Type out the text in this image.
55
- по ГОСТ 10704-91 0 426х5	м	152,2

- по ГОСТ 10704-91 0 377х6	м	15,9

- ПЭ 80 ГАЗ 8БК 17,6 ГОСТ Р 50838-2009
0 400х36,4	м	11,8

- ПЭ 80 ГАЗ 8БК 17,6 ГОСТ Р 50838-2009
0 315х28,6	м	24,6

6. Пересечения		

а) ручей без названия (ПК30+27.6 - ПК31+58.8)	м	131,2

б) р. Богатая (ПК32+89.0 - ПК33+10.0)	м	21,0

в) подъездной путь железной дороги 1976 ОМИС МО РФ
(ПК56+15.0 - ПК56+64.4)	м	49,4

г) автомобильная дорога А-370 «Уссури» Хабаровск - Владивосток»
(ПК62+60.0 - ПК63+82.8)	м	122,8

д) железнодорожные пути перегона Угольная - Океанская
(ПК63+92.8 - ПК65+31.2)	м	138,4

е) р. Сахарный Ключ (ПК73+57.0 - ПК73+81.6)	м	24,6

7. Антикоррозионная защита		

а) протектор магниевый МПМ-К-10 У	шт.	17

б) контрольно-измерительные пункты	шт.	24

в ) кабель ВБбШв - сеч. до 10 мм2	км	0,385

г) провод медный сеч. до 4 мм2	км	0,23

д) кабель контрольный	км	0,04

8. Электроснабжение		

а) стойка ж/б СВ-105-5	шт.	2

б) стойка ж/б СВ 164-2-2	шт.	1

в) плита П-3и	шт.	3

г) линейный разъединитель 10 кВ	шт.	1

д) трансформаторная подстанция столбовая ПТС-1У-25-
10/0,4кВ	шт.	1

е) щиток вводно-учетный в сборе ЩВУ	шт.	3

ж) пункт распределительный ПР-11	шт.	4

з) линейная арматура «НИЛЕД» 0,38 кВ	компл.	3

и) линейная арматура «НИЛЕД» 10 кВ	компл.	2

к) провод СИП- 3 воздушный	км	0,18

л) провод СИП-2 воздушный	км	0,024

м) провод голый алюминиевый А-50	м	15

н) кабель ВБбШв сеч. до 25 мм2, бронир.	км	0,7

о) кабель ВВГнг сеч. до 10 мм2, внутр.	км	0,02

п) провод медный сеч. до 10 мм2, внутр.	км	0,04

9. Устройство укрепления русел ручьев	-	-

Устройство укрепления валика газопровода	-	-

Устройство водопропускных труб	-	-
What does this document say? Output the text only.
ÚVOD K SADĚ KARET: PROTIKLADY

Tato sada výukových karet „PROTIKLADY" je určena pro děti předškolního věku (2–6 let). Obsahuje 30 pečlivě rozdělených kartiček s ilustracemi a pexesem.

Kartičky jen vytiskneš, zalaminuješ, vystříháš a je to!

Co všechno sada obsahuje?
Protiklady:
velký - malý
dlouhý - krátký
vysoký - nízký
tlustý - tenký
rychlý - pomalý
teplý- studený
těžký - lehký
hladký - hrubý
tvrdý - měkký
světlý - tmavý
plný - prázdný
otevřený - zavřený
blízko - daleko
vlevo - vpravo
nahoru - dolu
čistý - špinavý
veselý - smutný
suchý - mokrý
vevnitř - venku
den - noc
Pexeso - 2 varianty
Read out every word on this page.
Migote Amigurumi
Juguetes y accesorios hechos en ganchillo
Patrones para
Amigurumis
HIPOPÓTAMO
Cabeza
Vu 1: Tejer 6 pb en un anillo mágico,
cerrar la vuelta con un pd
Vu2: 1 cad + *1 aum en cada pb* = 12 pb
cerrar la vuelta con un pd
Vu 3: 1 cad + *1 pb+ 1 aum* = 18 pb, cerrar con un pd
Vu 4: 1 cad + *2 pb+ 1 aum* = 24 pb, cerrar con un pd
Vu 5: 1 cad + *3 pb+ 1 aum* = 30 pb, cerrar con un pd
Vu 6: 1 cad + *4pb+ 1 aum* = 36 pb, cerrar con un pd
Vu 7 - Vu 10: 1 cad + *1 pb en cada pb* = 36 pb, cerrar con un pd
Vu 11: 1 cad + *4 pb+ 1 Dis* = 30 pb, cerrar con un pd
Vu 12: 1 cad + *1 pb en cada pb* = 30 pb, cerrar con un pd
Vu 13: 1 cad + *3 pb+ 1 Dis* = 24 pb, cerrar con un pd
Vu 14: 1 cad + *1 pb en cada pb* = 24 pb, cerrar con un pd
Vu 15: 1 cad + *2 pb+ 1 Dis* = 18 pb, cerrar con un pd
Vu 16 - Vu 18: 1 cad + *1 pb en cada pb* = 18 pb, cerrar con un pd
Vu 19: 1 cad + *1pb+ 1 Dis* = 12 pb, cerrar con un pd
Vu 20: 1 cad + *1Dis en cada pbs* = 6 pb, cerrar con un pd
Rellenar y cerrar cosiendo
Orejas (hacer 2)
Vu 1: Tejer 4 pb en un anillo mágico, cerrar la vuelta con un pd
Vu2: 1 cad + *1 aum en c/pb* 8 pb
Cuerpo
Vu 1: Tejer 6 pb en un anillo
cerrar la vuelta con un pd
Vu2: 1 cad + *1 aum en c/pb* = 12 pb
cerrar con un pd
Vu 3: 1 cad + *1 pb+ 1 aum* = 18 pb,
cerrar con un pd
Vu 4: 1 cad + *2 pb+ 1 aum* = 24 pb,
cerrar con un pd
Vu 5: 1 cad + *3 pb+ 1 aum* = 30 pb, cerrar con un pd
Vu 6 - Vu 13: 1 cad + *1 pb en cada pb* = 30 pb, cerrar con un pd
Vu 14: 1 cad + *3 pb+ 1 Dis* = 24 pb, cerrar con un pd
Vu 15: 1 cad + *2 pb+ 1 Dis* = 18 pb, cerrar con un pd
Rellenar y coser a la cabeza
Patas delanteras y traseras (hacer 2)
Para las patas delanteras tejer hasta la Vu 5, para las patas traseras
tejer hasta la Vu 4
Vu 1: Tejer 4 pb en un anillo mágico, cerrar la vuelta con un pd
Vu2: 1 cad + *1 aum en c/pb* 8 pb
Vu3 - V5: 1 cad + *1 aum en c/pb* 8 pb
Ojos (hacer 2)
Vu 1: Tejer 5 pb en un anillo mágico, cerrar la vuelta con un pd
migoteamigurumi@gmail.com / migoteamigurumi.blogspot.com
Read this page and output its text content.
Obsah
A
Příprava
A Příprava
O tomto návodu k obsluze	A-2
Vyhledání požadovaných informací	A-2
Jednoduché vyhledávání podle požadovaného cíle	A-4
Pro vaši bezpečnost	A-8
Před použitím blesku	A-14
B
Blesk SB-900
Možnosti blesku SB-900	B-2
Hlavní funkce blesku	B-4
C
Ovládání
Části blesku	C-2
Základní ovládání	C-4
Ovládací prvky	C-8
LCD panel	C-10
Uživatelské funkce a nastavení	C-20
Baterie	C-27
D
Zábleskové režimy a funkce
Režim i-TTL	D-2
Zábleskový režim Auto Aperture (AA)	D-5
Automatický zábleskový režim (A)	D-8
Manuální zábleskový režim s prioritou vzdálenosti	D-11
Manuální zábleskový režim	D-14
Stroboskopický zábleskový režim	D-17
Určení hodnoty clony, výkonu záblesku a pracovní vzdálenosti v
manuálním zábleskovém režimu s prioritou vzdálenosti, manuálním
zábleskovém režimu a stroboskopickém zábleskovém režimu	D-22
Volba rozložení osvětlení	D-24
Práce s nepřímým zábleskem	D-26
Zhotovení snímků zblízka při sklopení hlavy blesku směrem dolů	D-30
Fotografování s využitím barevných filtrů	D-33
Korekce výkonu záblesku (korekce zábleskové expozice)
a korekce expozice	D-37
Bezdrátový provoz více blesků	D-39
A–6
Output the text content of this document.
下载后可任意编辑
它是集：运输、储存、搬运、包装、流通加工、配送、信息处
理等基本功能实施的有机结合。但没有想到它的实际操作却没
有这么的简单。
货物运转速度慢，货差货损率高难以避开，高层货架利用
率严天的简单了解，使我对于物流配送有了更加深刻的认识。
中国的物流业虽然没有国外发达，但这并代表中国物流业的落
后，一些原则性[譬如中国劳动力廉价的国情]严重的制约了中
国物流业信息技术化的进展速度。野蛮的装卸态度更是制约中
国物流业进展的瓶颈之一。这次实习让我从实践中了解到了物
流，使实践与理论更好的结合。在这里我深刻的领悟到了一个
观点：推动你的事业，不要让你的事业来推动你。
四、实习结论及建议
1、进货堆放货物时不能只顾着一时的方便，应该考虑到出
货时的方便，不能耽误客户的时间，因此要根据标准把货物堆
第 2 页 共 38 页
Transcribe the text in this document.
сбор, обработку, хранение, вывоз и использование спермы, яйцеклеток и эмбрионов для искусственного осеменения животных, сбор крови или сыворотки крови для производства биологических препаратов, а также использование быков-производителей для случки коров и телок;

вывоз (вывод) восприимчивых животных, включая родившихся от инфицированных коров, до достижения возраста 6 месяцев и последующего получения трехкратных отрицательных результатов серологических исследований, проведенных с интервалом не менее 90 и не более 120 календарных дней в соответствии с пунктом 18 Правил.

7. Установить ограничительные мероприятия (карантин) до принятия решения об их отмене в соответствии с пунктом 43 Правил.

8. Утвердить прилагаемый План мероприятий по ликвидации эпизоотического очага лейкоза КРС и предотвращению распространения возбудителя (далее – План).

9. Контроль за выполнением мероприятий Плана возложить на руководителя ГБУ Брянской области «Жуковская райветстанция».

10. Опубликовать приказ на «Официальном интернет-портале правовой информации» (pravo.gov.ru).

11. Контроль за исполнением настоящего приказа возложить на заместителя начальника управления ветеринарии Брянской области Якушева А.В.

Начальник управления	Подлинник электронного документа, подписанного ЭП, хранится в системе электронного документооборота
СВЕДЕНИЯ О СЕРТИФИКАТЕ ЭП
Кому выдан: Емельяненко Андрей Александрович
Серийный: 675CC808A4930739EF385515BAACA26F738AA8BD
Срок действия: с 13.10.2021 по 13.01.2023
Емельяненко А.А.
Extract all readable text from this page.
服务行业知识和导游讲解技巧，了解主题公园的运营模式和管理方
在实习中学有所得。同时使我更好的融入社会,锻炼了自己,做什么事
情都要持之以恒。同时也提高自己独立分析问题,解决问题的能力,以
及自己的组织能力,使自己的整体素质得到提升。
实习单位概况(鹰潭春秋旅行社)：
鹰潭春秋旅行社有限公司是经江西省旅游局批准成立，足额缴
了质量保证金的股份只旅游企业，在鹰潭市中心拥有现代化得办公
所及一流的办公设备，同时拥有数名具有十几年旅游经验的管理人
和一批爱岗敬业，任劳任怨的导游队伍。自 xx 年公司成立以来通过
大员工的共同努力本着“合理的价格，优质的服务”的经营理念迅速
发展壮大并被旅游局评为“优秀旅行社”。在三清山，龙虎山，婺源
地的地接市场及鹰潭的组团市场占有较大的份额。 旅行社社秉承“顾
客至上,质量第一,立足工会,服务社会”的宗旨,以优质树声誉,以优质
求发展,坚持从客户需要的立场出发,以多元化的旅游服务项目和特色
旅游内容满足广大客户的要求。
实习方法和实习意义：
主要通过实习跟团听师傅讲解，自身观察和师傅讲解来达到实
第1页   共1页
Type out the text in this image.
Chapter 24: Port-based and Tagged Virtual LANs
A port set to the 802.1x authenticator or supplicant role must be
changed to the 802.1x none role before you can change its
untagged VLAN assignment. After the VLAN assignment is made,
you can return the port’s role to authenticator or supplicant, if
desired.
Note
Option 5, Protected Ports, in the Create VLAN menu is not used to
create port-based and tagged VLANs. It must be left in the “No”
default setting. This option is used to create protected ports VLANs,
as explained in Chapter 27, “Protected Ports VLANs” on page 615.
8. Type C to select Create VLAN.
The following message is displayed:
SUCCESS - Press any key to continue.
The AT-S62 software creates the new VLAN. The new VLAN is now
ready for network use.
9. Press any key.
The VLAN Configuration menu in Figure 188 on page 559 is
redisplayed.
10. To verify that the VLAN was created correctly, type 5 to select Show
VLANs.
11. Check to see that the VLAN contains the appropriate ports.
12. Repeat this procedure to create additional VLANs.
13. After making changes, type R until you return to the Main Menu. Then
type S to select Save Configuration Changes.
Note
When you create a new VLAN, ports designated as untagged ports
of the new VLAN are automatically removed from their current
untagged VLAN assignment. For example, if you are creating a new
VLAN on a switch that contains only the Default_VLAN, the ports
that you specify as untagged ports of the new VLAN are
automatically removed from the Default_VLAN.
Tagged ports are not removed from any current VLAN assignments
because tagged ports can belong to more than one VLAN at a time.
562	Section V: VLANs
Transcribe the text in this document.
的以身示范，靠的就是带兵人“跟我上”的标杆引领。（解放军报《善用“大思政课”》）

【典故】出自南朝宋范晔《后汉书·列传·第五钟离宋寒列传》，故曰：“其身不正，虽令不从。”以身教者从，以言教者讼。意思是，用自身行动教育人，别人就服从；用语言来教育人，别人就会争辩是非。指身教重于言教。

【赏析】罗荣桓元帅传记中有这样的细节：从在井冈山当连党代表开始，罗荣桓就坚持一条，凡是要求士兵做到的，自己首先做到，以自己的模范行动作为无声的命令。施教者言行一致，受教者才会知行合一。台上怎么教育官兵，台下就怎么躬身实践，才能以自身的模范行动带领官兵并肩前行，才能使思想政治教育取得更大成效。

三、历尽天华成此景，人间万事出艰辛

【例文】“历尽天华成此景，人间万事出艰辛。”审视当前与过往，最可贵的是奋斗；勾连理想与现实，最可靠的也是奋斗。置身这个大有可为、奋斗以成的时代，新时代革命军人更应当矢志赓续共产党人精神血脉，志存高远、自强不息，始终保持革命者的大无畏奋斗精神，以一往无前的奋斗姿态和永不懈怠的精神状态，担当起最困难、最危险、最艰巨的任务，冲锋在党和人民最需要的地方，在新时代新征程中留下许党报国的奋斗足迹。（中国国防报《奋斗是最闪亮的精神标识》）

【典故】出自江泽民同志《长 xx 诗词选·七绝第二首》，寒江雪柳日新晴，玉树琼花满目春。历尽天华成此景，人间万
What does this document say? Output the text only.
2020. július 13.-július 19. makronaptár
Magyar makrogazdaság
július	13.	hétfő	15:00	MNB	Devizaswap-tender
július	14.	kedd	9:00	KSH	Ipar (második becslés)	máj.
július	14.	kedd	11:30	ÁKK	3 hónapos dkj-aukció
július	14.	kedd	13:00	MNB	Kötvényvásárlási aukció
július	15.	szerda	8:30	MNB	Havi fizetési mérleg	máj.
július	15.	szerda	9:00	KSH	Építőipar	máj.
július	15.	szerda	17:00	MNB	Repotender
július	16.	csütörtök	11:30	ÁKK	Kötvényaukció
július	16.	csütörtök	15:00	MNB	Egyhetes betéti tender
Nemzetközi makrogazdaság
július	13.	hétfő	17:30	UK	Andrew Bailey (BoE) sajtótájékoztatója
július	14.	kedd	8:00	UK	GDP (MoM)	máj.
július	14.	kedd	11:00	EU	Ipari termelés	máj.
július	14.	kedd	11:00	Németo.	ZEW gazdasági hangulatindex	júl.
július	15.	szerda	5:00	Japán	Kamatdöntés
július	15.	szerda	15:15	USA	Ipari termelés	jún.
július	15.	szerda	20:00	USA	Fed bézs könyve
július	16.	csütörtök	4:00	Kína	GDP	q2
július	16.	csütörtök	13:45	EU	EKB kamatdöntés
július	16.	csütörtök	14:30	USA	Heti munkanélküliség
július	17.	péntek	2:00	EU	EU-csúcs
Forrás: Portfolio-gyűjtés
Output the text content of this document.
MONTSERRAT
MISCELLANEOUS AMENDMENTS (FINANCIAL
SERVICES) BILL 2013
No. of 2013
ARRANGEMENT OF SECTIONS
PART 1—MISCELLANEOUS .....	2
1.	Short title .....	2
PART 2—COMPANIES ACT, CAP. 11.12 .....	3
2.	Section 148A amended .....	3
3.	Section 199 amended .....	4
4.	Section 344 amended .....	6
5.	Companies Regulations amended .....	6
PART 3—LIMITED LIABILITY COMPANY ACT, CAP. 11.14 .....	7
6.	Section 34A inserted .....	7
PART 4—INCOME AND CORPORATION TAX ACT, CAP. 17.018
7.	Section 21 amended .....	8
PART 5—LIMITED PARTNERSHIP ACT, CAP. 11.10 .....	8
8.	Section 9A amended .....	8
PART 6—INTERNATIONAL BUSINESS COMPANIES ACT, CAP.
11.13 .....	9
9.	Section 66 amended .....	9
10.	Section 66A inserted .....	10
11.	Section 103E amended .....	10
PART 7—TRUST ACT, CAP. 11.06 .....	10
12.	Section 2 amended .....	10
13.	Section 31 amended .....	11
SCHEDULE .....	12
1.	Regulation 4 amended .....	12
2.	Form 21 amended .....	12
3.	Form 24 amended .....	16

··········

_Problem details_: Identify all lines where the word "szerda" shows up. Copy them.

_The solution_:
július	15.	szerda	8:30	MNB	Havi fizetési mérleg	máj.
július	15.	szerda	9:00	KSH	Építőipar	máj.
július	15.	szerda	17:00	MNB	Repotender
július	15.	szerda	5:00	Japán	Kamatdöntés
július	15.	szerda	15:15	USA	Ipari termelés	jún.
július	15.	szerda	20:00	USA	Fed bézs könyve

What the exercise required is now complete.